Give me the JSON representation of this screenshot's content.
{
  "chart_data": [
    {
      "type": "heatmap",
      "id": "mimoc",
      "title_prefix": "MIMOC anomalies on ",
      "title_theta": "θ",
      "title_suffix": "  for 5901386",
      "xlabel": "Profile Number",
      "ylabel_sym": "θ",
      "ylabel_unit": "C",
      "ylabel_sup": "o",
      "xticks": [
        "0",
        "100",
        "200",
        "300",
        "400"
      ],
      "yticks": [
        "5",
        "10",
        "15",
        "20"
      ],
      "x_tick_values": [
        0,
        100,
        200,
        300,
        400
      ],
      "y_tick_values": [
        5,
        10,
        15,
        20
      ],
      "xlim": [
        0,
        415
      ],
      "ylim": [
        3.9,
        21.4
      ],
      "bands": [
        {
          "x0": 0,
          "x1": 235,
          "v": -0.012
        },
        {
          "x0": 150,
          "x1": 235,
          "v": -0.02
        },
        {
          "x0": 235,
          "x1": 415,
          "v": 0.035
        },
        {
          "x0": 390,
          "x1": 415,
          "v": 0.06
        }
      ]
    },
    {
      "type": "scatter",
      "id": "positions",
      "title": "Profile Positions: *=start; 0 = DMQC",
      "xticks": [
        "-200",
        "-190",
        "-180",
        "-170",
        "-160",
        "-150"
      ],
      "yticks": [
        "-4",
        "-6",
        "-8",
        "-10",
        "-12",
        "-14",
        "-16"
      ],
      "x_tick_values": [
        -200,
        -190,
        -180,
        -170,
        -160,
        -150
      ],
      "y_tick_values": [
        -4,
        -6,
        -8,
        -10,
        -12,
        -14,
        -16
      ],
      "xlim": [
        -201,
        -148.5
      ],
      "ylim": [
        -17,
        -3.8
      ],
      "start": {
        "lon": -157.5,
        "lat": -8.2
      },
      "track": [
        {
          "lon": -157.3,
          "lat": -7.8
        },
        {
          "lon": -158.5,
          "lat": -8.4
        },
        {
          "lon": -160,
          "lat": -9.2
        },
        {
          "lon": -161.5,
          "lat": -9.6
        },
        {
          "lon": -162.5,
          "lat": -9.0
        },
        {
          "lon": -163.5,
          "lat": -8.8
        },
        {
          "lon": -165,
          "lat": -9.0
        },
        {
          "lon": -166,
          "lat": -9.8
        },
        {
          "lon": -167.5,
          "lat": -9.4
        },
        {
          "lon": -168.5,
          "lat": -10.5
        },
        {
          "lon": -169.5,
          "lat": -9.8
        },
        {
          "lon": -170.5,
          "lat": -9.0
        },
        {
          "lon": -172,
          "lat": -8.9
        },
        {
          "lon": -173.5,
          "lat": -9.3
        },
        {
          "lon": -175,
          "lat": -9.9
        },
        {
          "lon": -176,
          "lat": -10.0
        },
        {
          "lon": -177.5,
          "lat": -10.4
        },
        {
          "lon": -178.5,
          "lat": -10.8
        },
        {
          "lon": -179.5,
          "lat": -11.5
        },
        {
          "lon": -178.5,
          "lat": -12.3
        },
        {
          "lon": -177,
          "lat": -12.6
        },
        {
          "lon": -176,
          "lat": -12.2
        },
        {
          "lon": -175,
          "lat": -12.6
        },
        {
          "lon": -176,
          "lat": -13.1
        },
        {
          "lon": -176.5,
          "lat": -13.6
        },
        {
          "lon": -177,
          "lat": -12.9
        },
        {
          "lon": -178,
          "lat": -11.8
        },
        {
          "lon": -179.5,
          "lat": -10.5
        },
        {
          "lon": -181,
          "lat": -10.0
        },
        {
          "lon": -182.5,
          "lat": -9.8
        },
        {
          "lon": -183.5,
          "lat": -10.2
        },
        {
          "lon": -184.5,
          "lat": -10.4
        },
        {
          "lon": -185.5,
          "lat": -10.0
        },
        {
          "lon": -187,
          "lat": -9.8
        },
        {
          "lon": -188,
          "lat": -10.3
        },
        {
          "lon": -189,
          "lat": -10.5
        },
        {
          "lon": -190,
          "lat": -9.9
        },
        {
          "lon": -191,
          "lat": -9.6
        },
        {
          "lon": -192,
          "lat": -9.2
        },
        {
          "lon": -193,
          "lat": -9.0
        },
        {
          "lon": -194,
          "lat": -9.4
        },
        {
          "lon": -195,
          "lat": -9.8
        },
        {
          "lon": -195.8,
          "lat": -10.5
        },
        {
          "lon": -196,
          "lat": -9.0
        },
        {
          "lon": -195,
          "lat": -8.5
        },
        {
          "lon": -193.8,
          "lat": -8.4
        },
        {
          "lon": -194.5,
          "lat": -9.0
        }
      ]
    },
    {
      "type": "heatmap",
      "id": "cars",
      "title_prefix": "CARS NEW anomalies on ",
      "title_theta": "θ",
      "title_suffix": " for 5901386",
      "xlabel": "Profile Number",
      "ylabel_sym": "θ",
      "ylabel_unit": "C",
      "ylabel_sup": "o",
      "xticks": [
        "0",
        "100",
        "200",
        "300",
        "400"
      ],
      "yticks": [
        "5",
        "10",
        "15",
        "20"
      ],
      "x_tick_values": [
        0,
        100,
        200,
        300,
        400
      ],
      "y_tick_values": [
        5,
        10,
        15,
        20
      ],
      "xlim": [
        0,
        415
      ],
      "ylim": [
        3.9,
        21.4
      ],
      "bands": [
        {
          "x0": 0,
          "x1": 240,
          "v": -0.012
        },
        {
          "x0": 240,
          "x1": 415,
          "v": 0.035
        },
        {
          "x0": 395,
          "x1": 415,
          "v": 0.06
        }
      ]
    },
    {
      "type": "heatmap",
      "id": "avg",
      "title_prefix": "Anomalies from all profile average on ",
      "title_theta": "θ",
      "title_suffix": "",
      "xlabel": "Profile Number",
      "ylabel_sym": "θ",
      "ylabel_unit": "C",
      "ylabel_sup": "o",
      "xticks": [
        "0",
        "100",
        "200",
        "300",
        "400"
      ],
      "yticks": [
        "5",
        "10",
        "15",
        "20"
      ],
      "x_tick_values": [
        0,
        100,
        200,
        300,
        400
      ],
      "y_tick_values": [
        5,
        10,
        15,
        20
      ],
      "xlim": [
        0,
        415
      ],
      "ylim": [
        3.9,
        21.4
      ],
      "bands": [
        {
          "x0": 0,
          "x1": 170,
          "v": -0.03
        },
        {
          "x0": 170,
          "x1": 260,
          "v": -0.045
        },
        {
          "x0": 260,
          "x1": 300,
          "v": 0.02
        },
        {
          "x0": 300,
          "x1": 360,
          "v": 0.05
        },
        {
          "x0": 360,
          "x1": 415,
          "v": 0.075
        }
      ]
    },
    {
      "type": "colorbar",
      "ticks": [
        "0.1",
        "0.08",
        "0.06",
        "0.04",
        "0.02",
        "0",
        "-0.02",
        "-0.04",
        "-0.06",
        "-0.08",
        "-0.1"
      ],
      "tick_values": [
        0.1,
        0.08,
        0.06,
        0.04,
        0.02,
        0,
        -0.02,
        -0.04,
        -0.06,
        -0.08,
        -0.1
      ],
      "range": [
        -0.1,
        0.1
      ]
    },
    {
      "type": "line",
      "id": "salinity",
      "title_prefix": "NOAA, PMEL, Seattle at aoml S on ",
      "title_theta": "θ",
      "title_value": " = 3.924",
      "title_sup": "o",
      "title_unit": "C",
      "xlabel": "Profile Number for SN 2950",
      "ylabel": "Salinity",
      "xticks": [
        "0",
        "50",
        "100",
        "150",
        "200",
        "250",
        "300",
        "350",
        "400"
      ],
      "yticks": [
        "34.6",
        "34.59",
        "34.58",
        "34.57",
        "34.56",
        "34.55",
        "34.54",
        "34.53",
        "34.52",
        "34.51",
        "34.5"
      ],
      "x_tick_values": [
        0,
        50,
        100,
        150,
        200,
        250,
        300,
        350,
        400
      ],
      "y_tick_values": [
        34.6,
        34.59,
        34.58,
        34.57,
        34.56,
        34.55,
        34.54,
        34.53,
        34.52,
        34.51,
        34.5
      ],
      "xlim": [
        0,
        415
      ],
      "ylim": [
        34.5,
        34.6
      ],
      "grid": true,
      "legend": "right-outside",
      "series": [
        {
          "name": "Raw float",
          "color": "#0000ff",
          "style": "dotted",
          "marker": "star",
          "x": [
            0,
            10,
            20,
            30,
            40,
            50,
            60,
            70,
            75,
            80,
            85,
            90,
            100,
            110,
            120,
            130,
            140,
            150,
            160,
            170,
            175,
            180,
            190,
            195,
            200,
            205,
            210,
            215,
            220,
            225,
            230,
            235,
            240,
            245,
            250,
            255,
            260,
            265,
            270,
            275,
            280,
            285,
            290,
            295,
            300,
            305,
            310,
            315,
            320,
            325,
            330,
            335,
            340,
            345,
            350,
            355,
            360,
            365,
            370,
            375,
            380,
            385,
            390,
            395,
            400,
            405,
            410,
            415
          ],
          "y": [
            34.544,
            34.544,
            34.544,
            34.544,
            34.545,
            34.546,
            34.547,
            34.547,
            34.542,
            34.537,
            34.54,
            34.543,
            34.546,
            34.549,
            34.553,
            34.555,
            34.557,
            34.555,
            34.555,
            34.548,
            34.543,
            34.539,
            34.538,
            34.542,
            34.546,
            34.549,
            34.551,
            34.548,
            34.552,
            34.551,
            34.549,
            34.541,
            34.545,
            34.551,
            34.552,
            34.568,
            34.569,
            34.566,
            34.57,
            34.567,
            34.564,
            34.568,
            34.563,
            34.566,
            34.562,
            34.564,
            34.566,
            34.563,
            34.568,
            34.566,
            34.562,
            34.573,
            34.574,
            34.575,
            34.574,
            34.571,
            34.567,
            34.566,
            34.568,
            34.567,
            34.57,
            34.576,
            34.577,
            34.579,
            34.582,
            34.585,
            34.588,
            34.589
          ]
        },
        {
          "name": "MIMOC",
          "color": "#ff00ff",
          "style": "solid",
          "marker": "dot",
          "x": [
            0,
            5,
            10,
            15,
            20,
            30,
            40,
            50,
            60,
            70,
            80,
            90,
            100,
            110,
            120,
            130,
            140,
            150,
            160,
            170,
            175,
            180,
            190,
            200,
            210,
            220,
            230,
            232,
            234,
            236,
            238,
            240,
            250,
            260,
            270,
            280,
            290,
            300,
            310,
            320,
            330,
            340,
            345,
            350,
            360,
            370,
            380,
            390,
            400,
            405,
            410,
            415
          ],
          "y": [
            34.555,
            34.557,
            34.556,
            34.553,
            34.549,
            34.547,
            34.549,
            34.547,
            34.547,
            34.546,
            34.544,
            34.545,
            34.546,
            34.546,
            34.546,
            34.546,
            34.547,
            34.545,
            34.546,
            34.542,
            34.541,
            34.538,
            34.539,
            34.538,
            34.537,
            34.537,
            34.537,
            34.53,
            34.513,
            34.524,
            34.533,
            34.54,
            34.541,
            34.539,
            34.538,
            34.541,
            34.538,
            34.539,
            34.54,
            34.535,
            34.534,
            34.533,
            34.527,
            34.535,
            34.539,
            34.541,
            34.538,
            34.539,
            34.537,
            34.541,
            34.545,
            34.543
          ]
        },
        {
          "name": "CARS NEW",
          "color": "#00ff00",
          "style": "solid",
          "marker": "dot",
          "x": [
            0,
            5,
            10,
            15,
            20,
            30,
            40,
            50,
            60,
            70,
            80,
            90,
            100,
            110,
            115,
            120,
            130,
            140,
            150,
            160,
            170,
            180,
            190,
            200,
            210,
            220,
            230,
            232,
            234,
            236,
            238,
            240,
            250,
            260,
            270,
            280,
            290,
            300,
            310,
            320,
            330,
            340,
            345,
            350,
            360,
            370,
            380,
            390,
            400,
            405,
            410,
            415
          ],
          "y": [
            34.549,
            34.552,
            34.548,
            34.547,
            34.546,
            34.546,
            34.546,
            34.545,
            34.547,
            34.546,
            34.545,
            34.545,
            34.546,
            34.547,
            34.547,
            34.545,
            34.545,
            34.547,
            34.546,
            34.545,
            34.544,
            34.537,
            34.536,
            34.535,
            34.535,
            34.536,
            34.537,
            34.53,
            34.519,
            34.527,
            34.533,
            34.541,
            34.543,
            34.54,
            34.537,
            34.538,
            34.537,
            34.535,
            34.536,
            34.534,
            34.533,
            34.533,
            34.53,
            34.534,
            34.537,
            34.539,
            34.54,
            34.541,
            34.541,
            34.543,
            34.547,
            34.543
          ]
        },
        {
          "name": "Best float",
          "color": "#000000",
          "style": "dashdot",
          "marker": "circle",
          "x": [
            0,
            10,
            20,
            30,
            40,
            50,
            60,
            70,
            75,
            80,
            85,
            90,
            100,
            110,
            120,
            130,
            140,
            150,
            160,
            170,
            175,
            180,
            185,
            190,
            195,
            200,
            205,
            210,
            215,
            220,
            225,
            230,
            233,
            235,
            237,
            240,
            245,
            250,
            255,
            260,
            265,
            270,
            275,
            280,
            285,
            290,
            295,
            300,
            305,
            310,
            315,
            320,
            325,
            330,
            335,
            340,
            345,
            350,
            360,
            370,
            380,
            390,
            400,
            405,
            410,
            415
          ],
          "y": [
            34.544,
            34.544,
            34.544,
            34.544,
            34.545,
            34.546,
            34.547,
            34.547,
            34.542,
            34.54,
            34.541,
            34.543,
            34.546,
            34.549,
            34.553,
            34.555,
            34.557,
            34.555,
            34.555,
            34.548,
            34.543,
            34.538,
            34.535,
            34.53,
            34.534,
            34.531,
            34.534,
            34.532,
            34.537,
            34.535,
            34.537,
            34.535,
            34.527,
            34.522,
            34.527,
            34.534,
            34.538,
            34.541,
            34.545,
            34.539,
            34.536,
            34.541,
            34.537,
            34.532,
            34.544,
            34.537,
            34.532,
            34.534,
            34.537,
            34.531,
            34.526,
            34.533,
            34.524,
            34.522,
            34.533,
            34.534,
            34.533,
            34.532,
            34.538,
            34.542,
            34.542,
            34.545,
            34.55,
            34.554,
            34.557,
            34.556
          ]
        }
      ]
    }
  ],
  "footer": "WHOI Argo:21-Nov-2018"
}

# [SET TASK]
Find the lines containing "start" and list every one of them.

# [THE ANSWER]
      "title": "Profile Positions: *=start; 0 = DMQC",
      "start": {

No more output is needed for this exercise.